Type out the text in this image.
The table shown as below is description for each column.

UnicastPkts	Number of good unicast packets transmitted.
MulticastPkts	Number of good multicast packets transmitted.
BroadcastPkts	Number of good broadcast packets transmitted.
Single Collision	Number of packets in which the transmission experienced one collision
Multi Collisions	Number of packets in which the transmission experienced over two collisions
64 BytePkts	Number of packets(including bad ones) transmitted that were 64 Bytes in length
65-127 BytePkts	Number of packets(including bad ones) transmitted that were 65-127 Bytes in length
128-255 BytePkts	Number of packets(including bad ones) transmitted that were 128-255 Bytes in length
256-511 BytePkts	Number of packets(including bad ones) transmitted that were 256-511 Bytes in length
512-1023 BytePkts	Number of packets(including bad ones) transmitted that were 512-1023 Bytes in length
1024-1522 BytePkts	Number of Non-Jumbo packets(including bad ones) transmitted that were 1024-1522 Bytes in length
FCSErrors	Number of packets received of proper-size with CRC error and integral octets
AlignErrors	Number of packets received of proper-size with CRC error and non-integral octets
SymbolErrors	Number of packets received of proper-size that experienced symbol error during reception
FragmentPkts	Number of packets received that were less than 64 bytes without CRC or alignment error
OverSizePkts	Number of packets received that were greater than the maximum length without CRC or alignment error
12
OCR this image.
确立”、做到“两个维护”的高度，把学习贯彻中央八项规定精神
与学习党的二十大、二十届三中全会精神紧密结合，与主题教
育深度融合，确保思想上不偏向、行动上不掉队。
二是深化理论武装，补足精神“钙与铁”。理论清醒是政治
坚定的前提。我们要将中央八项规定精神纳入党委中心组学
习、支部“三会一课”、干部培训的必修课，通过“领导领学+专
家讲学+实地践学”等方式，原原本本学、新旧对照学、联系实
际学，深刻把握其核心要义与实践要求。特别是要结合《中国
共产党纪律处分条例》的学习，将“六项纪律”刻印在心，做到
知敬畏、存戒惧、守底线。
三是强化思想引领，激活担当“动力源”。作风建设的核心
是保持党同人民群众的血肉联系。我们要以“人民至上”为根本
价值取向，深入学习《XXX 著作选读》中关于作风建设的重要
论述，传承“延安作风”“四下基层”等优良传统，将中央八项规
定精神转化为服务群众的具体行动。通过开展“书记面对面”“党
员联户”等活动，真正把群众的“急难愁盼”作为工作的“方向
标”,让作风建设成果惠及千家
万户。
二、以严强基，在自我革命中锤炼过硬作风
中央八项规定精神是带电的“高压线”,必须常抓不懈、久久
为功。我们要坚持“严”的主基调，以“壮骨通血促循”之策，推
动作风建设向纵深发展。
==========
Everything in the listing above should be restated exactly.

Type out the text in this image.
The table shown as below is description for each column.

UnicastPkts	Number of good unicast packets transmitted.
MulticastPkts	Number of good multicast packets transmitted.
BroadcastPkts	Number of good broadcast packets transmitted.
Single Collision	Number of packets in which the transmission experienced one collision
Multi Collisions	Number of packets in which the transmission experienced over two collisions
64 BytePkts	Number of packets(including bad ones) transmitted that were 64 Bytes in length
65-127 BytePkts	Number of packets(including bad ones) transmitted that were 65-127 Bytes in length
128-255 BytePkts	Number of packets(including bad ones) transmitted that were 128-255 Bytes in length
256-511 BytePkts	Number of packets(including bad ones) transmitted that were 256-511 Bytes in length
512-1023 BytePkts	Number of packets(including bad ones) transmitted that were 512-1023 Bytes in length
1024-1522 BytePkts	Number of Non-Jumbo packets(including bad ones) transmitted that were 1024-1522 Bytes in length
FCSErrors	Number of packets received of proper-size with CRC error and integral octets
AlignErrors	Number of packets received of proper-size with CRC error and non-integral octets
SymbolErrors	Number of packets received of proper-size that experienced symbol error during reception
FragmentPkts	Number of packets received that were less than 64 bytes without CRC or alignment error
OverSizePkts	Number of packets received that were greater than the maximum length without CRC or alignment error
12
OCR this image.
确立”、做到“两个维护”的高度，把学习贯彻中央八项规定精神
与学习党的二十大、二十届三中全会精神紧密结合，与主题教
育深度融合，确保思想上不偏向、行动上不掉队。
二是深化理论武装，补足精神“钙与铁”。理论清醒是政治
坚定的前提。我们要将中央八项规定精神纳入党委中心组学
习、支部“三会一课”、干部培训的必修课，通过“领导领学+专
家讲学+实地践学”等方式，原原本本学、新旧对照学、联系实
际学，深刻把握其核心要义与实践要求。特别是要结合《中国
共产党纪律处分条例》的学习，将“六项纪律”刻印在心，做到
知敬畏、存戒惧、守底线。
三是强化思想引领，激活担当“动力源”。作风建设的核心
是保持党同人民群众的血肉联系。我们要以“人民至上”为根本
价值取向，深入学习《XXX 著作选读》中关于作风建设的重要
论述，传承“延安作风”“四下基层”等优良传统，将中央八项规
定精神转化为服务群众的具体行动。通过开展“书记面对面”“党
员联户”等活动，真正把群众的“急难愁盼”作为工作的“方向
标”,让作风建设成果惠及千家
万户。
二、以严强基，在自我革命中锤炼过硬作风
中央八项规定精神是带电的“高压线”,必须常抓不懈、久久
为功。我们要坚持“严”的主基调，以“壮骨通血促循”之策，推
动作风建设向纵深发展。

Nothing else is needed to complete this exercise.